Stored records:
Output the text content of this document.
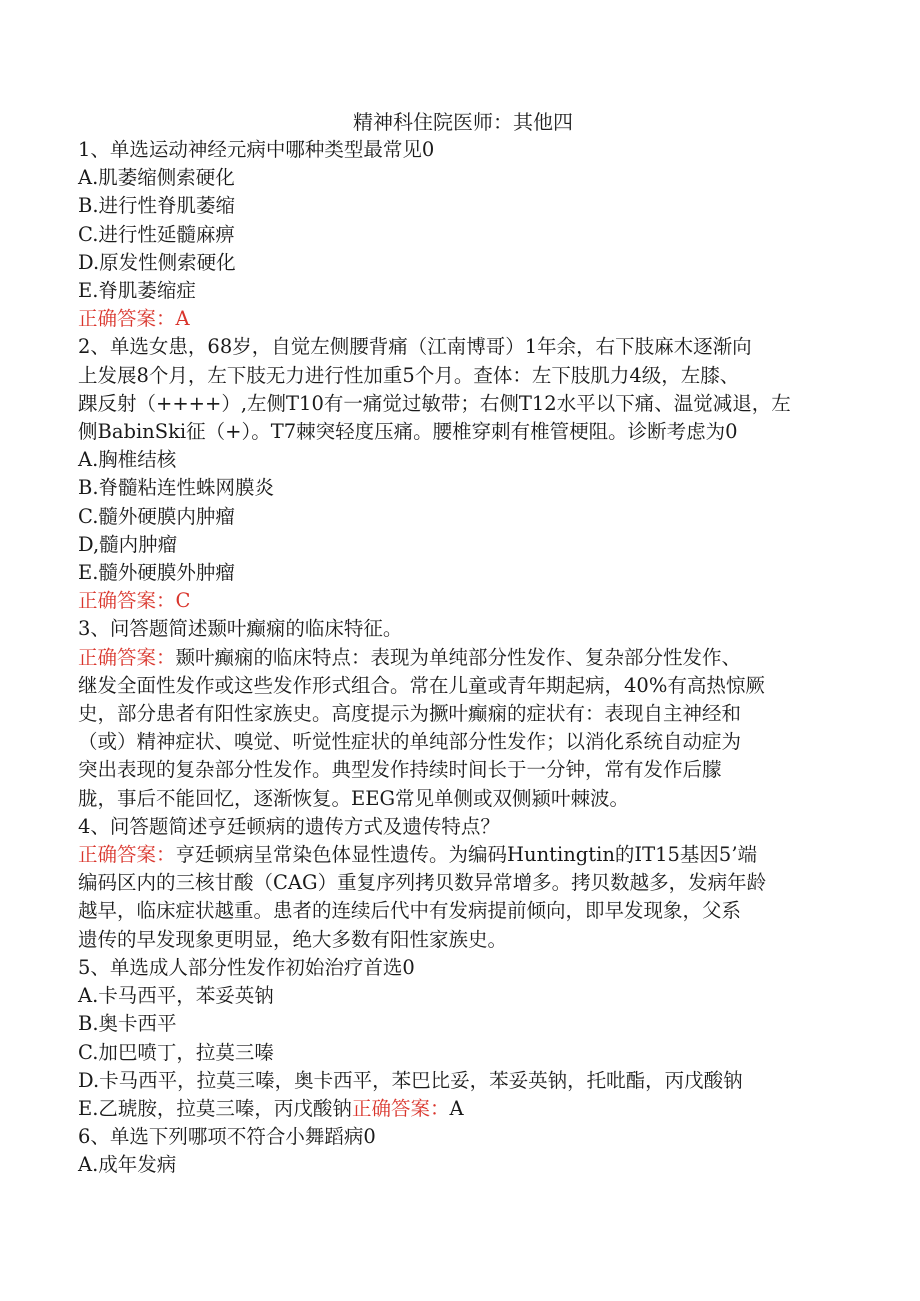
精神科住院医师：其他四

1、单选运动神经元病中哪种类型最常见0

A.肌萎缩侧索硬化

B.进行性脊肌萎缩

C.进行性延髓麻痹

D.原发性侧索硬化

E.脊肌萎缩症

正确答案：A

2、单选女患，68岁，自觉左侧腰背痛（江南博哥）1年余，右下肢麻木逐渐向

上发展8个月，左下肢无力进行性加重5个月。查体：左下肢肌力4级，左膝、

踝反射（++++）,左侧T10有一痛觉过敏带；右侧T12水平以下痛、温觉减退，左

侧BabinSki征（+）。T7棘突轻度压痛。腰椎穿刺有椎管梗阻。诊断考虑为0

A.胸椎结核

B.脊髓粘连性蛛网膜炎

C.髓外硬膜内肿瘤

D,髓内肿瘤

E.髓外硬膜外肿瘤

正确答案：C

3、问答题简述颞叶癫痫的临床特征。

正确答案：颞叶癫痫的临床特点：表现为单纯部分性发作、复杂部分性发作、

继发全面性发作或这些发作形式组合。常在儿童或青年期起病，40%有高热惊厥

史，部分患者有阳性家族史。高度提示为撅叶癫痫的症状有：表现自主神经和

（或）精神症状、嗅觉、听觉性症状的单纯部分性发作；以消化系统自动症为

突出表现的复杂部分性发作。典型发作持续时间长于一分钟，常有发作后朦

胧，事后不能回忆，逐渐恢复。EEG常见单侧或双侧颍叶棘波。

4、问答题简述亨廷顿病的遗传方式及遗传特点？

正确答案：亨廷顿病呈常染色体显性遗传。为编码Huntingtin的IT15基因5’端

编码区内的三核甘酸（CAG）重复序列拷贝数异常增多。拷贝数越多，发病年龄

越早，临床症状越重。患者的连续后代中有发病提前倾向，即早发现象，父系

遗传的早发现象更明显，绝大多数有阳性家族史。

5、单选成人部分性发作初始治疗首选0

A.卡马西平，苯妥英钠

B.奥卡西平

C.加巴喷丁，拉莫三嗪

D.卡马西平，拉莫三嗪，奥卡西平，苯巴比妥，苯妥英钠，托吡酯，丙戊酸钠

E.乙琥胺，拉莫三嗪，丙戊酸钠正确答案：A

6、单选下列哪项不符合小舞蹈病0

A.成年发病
---
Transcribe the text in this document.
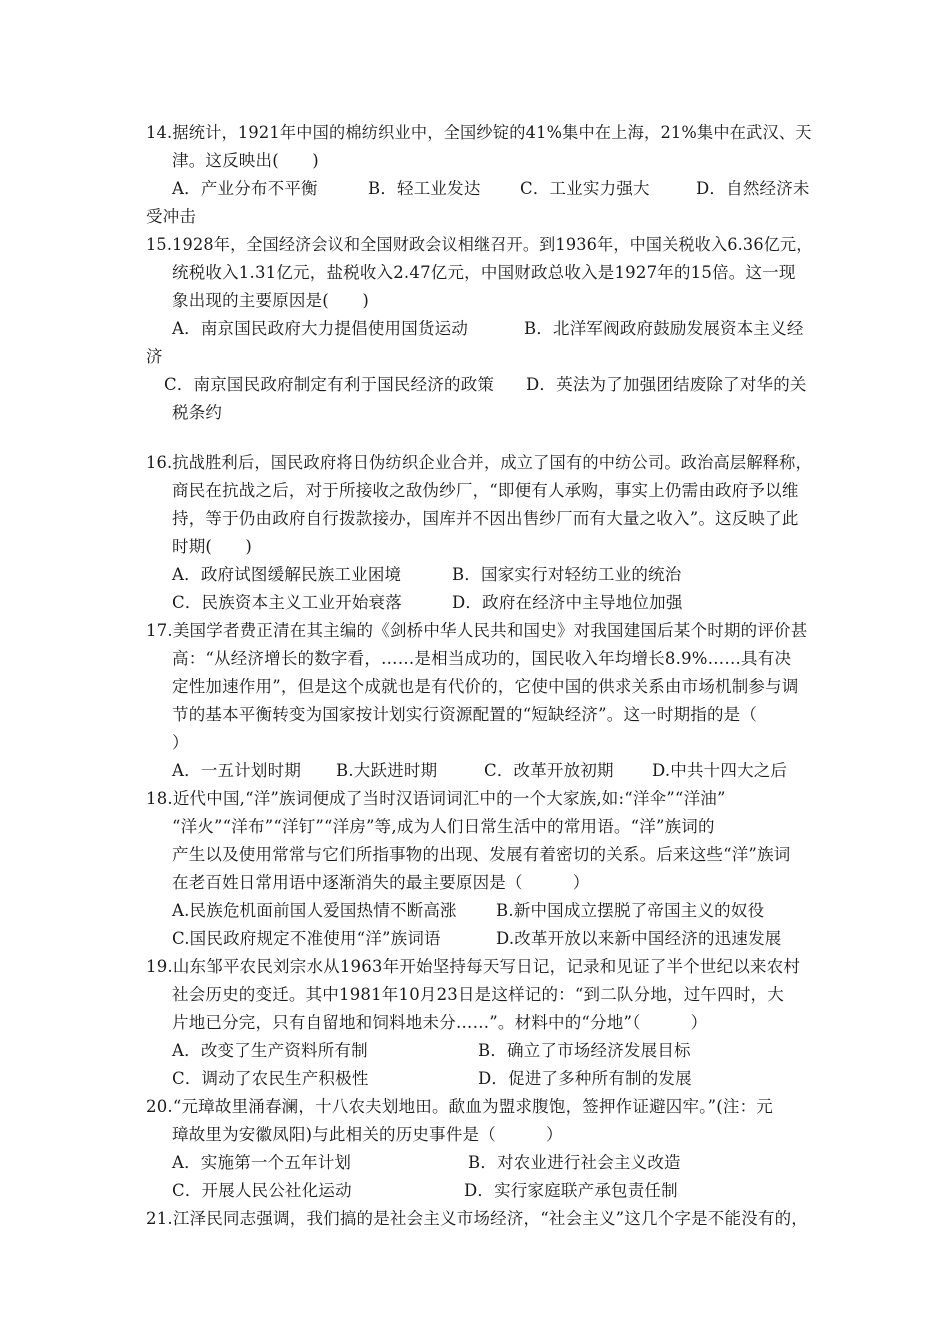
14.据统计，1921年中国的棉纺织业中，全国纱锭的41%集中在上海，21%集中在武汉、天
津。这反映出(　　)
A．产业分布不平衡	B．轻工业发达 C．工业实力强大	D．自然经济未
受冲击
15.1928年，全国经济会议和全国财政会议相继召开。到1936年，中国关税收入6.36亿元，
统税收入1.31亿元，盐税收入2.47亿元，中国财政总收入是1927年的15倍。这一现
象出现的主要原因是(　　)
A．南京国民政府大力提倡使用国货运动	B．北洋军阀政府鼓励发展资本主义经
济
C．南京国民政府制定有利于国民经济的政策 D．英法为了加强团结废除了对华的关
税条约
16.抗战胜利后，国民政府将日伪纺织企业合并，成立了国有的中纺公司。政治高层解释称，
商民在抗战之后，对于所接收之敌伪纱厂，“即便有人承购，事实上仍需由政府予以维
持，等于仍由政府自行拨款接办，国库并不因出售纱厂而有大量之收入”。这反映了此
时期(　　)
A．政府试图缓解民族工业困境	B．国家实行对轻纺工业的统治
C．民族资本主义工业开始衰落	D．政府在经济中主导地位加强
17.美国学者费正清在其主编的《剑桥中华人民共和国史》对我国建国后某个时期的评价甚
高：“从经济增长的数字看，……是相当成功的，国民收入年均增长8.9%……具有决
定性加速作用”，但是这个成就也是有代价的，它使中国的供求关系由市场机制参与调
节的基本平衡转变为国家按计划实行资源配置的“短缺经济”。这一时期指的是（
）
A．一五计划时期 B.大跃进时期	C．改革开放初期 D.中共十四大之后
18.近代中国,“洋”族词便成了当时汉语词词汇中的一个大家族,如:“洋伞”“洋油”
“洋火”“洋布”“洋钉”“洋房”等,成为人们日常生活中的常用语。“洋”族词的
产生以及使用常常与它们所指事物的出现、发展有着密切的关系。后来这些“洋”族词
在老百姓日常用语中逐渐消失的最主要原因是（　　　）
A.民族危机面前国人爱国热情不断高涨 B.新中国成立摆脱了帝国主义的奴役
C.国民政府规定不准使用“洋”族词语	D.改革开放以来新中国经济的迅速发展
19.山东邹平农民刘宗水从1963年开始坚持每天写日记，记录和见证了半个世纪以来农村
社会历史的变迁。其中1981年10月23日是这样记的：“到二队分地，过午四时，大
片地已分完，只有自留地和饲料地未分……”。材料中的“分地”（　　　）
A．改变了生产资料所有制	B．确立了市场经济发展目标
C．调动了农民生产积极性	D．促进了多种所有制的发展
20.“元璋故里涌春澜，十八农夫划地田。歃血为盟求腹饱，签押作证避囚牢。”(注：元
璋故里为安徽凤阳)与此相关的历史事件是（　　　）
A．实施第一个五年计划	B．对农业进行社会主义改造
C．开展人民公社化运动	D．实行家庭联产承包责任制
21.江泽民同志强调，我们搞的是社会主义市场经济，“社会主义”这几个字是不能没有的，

[Task to complete] Where a line in the material contains "this", copy that line.

[Correct answer]
Output the text content of this document.
Transcribe the text in this document.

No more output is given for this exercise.